> _SET TASK_
Search the material for the word "MILETTE" and report each line where it turns up.

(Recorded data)

↓

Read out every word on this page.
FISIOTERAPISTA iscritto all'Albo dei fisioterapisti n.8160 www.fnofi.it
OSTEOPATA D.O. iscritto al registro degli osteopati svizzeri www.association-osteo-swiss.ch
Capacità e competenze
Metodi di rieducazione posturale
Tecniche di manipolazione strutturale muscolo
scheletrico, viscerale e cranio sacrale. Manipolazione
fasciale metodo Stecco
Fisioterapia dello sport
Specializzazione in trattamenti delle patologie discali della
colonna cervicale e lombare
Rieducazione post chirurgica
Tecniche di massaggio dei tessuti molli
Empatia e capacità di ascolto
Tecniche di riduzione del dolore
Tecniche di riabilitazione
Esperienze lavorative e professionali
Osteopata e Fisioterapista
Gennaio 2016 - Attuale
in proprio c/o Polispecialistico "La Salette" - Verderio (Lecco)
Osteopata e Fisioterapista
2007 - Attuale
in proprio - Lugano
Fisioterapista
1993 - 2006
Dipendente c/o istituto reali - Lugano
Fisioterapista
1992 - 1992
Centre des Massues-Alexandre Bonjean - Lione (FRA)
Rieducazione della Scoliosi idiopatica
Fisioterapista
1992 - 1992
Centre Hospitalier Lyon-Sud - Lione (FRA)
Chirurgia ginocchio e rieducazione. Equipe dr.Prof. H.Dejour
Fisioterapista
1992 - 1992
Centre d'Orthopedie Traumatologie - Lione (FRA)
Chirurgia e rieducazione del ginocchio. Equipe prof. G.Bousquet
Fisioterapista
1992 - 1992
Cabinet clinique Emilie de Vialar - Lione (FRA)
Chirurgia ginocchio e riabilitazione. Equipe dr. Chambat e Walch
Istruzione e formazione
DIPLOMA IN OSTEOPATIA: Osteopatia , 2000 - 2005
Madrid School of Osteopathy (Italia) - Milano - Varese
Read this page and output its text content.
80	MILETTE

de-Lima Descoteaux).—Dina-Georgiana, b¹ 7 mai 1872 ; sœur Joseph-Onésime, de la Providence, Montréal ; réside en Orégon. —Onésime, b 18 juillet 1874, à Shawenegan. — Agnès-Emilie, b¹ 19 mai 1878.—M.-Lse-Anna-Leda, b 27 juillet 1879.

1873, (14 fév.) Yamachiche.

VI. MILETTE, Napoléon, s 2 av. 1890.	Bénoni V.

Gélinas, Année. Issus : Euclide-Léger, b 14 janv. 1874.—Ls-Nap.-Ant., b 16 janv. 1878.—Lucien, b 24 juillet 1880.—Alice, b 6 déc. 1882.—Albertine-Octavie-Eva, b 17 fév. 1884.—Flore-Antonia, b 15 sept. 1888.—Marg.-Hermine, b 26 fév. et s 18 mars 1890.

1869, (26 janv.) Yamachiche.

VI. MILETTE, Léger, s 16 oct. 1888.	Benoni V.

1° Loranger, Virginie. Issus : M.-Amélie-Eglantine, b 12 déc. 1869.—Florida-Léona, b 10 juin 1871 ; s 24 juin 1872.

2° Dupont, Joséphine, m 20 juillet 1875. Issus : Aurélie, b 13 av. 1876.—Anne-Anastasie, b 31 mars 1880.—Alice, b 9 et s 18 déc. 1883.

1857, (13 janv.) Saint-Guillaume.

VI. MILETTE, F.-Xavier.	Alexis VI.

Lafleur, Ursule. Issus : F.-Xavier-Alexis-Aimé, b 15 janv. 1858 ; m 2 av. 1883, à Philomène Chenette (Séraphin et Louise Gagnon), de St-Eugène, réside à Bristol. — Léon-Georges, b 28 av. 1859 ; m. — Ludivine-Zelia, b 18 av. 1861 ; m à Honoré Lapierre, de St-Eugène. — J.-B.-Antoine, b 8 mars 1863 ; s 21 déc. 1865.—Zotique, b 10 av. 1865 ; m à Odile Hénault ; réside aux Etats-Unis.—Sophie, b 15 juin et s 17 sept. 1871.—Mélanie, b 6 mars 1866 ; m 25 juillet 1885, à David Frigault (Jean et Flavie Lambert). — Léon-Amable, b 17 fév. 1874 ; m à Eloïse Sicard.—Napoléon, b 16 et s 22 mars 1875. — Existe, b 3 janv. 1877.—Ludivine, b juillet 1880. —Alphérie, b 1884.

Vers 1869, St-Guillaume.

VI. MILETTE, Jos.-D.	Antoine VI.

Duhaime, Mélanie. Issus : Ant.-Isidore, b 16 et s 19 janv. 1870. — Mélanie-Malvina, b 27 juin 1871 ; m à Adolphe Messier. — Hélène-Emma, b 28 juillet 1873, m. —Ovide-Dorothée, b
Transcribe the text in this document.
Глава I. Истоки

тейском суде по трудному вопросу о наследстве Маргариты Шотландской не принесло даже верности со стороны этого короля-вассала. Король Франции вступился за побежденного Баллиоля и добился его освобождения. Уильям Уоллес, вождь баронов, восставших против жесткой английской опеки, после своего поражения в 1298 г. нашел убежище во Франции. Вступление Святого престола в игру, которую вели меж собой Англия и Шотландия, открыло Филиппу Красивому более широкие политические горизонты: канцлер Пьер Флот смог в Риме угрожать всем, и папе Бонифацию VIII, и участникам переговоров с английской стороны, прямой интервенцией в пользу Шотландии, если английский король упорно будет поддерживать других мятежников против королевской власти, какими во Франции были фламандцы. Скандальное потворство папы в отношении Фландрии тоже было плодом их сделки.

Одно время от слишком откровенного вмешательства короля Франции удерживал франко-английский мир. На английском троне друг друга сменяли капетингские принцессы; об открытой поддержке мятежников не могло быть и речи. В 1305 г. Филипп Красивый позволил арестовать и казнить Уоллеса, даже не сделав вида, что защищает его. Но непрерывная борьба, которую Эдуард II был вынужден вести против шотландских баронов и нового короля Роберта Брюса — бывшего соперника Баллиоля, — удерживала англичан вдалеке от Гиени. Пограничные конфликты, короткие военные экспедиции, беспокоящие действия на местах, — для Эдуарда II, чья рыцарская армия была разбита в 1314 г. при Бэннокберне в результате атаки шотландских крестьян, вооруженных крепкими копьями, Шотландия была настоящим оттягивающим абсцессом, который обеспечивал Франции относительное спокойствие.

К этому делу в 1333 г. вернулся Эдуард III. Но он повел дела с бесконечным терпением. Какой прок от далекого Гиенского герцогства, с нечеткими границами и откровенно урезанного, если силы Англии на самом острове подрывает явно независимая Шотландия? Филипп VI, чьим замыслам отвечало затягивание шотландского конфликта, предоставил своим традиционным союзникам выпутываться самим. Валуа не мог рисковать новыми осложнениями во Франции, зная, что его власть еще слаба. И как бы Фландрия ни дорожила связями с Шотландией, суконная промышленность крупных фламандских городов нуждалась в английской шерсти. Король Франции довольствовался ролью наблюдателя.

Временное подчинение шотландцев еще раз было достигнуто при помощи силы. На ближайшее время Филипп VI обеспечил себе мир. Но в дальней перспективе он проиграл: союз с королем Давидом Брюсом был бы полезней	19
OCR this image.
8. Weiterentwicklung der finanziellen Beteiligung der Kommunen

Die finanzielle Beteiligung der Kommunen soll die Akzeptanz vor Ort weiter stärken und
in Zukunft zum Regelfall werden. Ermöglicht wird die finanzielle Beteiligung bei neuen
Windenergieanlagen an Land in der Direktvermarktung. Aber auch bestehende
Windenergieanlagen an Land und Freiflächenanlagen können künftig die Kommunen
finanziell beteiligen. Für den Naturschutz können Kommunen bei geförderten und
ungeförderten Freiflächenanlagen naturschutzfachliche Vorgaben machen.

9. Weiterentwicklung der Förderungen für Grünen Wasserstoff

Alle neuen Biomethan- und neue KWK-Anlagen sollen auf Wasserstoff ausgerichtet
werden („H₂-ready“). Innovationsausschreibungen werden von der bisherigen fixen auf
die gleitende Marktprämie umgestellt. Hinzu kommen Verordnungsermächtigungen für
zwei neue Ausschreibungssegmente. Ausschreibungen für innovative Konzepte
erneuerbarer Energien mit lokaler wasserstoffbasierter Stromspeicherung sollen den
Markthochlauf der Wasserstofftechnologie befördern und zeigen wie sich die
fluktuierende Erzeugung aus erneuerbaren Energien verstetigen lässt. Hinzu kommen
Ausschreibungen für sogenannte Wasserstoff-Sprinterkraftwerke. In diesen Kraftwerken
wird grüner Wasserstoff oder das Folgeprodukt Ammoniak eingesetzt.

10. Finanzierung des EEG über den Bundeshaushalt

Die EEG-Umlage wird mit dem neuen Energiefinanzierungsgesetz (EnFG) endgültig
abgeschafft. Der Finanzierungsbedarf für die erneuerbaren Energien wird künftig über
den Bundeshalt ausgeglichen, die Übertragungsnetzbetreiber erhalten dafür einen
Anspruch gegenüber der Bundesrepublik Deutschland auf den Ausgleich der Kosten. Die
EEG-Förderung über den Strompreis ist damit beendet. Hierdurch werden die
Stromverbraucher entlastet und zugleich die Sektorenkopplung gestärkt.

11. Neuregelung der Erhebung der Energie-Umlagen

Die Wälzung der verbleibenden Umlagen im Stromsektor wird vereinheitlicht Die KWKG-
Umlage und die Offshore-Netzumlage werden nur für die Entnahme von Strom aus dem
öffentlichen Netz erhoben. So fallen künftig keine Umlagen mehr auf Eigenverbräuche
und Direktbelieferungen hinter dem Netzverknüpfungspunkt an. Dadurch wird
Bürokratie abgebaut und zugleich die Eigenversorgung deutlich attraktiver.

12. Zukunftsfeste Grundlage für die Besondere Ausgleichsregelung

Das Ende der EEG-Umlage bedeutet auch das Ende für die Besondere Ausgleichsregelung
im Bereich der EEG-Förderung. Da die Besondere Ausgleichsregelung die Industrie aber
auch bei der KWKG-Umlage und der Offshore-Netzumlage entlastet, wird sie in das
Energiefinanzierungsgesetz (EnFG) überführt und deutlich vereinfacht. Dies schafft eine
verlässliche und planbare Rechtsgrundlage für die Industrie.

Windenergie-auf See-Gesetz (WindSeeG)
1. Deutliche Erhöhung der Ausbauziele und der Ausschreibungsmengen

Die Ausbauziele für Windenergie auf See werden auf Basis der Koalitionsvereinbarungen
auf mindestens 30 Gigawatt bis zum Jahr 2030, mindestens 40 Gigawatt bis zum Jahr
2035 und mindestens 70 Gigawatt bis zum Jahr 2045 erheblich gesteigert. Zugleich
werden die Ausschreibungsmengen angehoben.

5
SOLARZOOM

↑

> _RESULT FOR THIS EXERCISE_
80	MILETTE
VI. MILETTE, Napoléon, s 2 av. 1890.	Bénoni V.
VI. MILETTE, Léger, s 16 oct. 1888.	Benoni V.
VI. MILETTE, F.-Xavier.	Alexis VI.
VI. MILETTE, Jos.-D.	Antoine VI.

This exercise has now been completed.